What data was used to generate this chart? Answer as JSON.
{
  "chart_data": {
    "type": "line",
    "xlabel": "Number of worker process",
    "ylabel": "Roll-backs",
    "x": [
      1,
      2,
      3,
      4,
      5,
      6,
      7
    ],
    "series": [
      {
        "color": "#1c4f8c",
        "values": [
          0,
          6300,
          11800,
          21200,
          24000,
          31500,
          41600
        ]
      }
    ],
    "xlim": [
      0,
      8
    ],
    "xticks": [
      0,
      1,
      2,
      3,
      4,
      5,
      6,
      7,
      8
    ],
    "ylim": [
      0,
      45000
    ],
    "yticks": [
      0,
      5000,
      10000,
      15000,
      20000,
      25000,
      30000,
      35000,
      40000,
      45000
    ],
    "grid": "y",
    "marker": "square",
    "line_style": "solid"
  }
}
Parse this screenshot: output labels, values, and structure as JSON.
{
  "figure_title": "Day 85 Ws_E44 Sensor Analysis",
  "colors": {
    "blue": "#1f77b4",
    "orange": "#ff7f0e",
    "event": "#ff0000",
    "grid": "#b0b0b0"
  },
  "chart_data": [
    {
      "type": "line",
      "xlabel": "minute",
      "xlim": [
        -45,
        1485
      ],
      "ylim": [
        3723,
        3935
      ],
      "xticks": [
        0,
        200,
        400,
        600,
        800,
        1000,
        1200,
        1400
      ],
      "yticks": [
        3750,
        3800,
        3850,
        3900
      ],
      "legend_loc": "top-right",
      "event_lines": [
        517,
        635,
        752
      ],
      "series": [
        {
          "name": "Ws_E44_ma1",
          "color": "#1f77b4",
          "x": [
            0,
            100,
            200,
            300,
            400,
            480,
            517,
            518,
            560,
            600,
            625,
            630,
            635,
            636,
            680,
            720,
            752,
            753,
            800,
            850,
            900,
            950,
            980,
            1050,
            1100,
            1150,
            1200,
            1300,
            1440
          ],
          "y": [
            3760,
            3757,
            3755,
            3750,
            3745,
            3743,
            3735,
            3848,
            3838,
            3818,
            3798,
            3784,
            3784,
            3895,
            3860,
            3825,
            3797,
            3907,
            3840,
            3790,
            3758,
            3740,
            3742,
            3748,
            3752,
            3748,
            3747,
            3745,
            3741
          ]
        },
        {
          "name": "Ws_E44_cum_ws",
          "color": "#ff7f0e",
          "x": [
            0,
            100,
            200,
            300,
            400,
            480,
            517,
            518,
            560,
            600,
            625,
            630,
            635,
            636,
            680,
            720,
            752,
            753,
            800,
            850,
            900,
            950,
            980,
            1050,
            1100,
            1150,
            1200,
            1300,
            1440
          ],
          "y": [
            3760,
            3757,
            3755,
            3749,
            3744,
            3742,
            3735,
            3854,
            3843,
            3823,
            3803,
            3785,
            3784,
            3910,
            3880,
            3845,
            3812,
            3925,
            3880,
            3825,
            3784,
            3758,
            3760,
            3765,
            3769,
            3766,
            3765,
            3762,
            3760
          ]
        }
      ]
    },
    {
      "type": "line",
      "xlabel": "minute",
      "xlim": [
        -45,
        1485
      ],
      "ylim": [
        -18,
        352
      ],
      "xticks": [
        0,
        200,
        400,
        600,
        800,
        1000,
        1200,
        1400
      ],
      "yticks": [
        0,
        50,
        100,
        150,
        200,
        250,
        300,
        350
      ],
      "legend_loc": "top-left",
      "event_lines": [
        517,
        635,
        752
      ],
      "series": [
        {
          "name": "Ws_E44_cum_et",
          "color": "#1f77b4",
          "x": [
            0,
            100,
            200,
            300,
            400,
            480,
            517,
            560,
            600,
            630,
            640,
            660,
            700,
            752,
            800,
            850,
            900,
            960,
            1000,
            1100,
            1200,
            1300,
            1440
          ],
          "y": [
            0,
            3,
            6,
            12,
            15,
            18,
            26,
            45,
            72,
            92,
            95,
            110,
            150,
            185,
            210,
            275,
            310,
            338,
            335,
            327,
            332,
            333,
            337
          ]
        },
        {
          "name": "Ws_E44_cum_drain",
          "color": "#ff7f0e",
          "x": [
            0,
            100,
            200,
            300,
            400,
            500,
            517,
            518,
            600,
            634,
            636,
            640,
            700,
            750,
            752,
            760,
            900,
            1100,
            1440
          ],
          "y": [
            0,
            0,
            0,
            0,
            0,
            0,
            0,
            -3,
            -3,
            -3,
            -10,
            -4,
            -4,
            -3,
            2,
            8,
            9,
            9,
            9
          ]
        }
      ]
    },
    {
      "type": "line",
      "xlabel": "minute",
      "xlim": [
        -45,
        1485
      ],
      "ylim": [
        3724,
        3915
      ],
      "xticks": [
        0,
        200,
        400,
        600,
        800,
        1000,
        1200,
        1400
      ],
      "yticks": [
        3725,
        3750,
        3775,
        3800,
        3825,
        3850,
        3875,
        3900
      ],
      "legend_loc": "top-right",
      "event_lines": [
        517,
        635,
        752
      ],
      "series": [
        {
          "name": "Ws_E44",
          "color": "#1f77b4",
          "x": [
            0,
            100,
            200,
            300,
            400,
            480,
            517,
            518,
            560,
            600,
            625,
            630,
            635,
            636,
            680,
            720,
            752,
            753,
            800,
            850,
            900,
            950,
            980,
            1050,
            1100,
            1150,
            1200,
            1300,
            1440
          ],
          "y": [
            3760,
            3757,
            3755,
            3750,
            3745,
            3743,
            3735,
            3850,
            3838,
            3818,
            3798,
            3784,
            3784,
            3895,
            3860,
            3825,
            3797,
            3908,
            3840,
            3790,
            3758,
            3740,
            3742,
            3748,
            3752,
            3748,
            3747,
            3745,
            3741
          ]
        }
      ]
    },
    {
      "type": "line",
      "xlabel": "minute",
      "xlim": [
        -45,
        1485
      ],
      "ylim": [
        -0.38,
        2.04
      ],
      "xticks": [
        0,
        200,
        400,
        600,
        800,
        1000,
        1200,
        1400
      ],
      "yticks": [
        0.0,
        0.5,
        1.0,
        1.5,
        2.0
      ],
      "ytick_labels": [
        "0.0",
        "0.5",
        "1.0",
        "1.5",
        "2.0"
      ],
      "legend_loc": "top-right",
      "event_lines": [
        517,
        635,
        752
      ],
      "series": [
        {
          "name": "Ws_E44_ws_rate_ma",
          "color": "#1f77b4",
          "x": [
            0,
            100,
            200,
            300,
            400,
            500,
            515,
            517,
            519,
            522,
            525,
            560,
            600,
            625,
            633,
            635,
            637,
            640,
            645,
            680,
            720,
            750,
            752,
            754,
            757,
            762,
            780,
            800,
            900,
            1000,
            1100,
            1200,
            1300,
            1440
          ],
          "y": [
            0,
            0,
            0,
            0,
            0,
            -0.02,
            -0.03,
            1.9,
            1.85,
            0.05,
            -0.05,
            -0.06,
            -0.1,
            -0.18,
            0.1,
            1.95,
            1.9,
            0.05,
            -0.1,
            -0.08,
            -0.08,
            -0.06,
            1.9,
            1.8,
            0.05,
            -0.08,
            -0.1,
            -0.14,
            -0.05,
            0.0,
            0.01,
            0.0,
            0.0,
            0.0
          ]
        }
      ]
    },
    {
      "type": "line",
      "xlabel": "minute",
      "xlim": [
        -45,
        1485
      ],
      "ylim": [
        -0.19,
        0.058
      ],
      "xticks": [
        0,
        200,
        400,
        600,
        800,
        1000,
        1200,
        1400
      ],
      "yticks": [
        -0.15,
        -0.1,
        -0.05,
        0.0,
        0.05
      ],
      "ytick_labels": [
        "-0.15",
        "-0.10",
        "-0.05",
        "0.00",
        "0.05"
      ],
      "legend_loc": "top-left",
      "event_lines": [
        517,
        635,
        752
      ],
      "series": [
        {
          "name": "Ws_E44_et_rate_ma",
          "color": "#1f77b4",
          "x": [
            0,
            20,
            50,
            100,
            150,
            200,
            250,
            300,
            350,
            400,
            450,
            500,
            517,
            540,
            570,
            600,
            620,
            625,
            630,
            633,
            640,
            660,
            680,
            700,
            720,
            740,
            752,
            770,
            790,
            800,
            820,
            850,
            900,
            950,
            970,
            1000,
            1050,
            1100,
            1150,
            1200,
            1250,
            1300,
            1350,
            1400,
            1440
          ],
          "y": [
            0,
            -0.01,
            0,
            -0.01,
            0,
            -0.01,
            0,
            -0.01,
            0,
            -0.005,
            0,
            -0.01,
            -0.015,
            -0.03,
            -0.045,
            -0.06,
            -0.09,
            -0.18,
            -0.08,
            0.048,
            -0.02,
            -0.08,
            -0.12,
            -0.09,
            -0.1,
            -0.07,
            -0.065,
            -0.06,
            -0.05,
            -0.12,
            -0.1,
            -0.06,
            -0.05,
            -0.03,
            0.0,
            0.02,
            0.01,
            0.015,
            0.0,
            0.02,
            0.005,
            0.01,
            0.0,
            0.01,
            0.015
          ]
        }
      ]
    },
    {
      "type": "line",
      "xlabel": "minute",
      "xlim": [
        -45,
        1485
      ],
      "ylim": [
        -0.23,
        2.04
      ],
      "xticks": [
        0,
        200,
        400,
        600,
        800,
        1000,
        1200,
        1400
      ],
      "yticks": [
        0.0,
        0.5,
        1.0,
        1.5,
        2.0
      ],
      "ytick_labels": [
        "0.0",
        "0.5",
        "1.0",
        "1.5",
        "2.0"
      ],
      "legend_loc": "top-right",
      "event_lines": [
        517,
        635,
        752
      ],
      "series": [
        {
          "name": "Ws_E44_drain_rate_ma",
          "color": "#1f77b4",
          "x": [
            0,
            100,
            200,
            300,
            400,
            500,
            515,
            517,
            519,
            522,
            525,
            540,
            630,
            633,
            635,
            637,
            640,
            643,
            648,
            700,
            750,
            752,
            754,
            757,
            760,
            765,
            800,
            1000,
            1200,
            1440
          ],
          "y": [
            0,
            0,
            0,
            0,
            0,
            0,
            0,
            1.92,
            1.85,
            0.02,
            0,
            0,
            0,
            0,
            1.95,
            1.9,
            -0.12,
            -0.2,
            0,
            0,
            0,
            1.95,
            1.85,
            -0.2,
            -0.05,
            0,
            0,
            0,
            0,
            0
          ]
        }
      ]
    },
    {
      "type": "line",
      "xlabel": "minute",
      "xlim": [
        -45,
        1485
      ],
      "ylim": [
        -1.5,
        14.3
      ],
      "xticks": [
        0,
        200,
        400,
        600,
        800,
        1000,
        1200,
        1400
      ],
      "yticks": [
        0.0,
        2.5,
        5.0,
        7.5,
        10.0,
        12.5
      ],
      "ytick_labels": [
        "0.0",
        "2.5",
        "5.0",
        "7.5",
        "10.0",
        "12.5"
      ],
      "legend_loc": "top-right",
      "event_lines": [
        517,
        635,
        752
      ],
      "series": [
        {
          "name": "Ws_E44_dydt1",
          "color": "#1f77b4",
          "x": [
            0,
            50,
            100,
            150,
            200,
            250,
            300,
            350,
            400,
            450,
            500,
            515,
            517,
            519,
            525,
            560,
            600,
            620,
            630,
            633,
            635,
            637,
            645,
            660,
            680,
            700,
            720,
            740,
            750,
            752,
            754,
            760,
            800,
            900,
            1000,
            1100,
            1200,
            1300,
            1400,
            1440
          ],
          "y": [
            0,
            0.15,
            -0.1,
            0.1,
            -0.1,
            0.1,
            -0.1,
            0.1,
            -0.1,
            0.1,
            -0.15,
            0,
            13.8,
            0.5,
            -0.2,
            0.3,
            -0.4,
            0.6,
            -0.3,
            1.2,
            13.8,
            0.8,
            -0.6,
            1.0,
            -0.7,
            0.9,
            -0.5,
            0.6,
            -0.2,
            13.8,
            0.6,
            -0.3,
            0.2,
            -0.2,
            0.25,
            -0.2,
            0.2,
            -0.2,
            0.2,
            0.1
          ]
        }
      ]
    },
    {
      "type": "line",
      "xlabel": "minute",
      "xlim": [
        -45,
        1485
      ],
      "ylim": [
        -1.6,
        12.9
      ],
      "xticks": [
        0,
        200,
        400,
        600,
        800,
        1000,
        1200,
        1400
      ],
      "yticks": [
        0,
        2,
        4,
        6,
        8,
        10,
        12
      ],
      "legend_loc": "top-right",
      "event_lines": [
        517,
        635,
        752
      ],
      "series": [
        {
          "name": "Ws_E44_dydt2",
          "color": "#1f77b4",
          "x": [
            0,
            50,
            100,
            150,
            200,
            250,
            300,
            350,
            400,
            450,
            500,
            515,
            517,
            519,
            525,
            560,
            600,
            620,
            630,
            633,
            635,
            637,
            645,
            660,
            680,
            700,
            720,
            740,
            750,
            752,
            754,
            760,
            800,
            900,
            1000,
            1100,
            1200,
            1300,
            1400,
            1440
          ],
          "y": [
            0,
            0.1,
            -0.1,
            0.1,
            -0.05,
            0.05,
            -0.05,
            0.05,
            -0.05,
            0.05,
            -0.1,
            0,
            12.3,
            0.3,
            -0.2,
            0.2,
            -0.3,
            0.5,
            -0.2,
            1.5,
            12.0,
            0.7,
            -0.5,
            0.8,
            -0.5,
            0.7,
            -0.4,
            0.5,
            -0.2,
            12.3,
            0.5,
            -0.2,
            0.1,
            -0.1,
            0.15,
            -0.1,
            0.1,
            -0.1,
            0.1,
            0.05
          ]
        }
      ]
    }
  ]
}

What to work on:
Each line above that includes "values" should be shown.

Problem solution:
        "values": [
Parse this screenshot: output labels, values, and structure as JSON.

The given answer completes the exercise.